===== Task material
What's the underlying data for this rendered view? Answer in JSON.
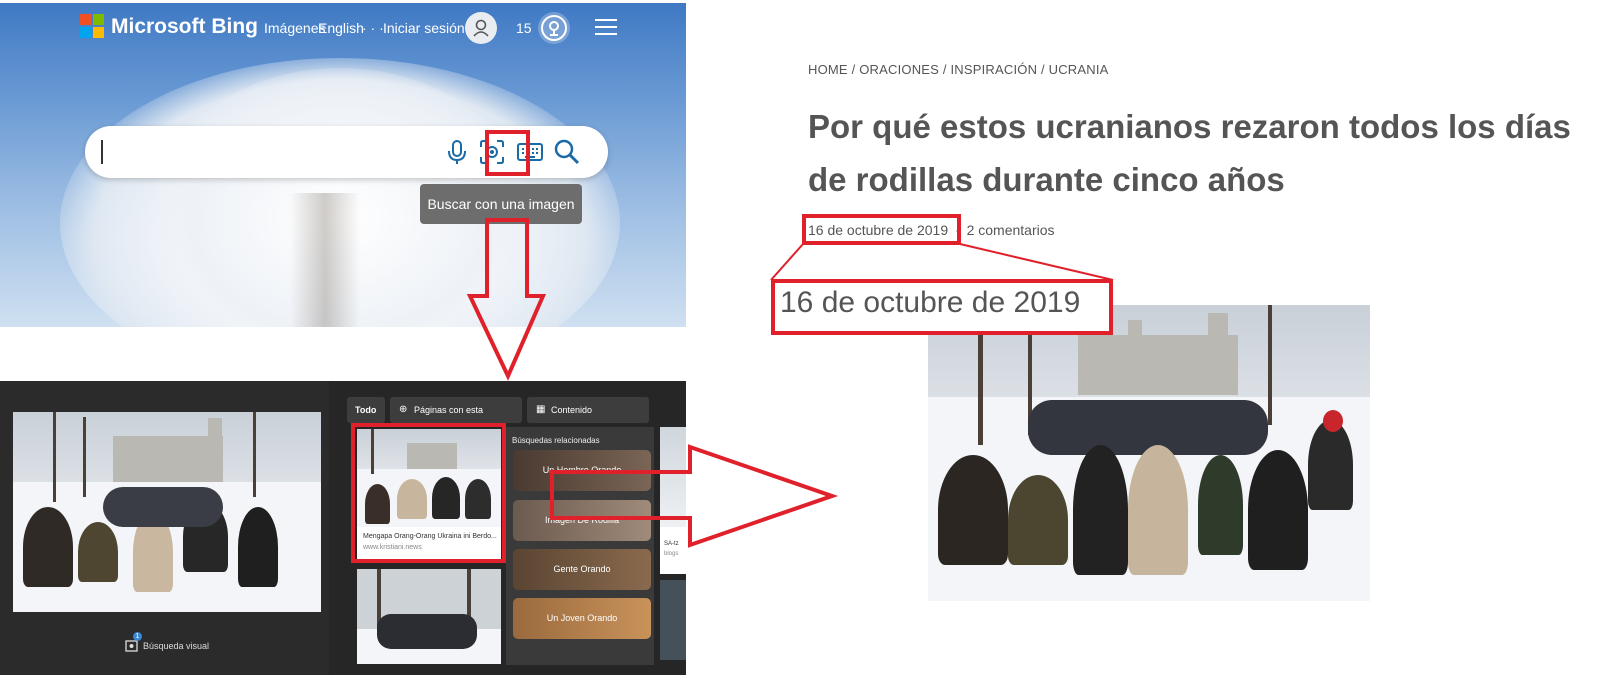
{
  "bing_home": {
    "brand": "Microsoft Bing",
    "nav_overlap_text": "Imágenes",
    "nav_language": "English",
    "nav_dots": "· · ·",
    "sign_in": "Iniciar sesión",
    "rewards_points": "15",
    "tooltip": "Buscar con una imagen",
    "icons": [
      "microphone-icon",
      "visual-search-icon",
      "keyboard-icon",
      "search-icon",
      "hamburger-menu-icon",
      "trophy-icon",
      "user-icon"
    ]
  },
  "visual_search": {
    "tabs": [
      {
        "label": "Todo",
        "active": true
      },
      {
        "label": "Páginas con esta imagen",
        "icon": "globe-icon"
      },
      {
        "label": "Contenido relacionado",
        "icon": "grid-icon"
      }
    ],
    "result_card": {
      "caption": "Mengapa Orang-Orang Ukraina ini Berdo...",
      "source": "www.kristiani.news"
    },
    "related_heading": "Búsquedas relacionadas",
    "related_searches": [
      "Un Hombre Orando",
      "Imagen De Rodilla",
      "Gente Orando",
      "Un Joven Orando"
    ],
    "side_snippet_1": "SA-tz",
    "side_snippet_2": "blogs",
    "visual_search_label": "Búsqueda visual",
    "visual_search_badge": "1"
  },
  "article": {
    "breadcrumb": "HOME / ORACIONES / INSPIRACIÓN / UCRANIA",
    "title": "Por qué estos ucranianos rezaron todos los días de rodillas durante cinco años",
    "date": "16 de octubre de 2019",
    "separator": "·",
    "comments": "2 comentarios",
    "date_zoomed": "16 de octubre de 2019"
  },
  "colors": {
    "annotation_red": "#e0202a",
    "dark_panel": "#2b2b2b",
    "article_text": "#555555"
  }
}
==========
▸ **Activity**
Skip every image and output the remaining records exactly.

▸ **Problem solution**
What's the underlying data for this rendered view? Answer in JSON.
{
  "bing_home": {
    "brand": "Microsoft Bing",
    "nav_overlap_text": "Imágenes",
    "nav_language": "English",
    "nav_dots": "· · ·",
    "sign_in": "Iniciar sesión",
    "rewards_points": "15",
    "tooltip": "Buscar con una imagen",
    "icons": [
      "microphone-icon",
      "visual-search-icon",
      "keyboard-icon",
      "search-icon",
      "hamburger-menu-icon",
      "trophy-icon",
      "user-icon"
    ]
  },
  "visual_search": {
    "tabs": [
      {
        "label": "Todo",
        "active": true
      },
      {
        "label": "Páginas con esta imagen",
        "icon": "globe-icon"
      },
      {
        "label": "Contenido relacionado",
        "icon": "grid-icon"
      }
    ],
    "result_card": {
      "caption": "Mengapa Orang-Orang Ukraina ini Berdo...",
      "source": "www.kristiani.news"
    },
    "related_heading": "Búsquedas relacionadas",
    "related_searches": [
      "Un Hombre Orando",
      "Imagen De Rodilla",
      "Gente Orando",
      "Un Joven Orando"
    ],
    "side_snippet_1": "SA-tz",
    "side_snippet_2": "blogs",
    "visual_search_label": "Búsqueda visual",
    "visual_search_badge": "1"
  },
  "article": {
    "breadcrumb": "HOME / ORACIONES / INSPIRACIÓN / UCRANIA",
    "title": "Por qué estos ucranianos rezaron todos los días de rodillas durante cinco años",
    "date": "16 de octubre de 2019",
    "separator": "·",
    "comments": "2 comentarios",
    "date_zoomed": "16 de octubre de 2019"
  },
  "colors": {
    "annotation_red": "#e0202a",
    "dark_panel": "#2b2b2b",
    "article_text": "#555555"
  }
}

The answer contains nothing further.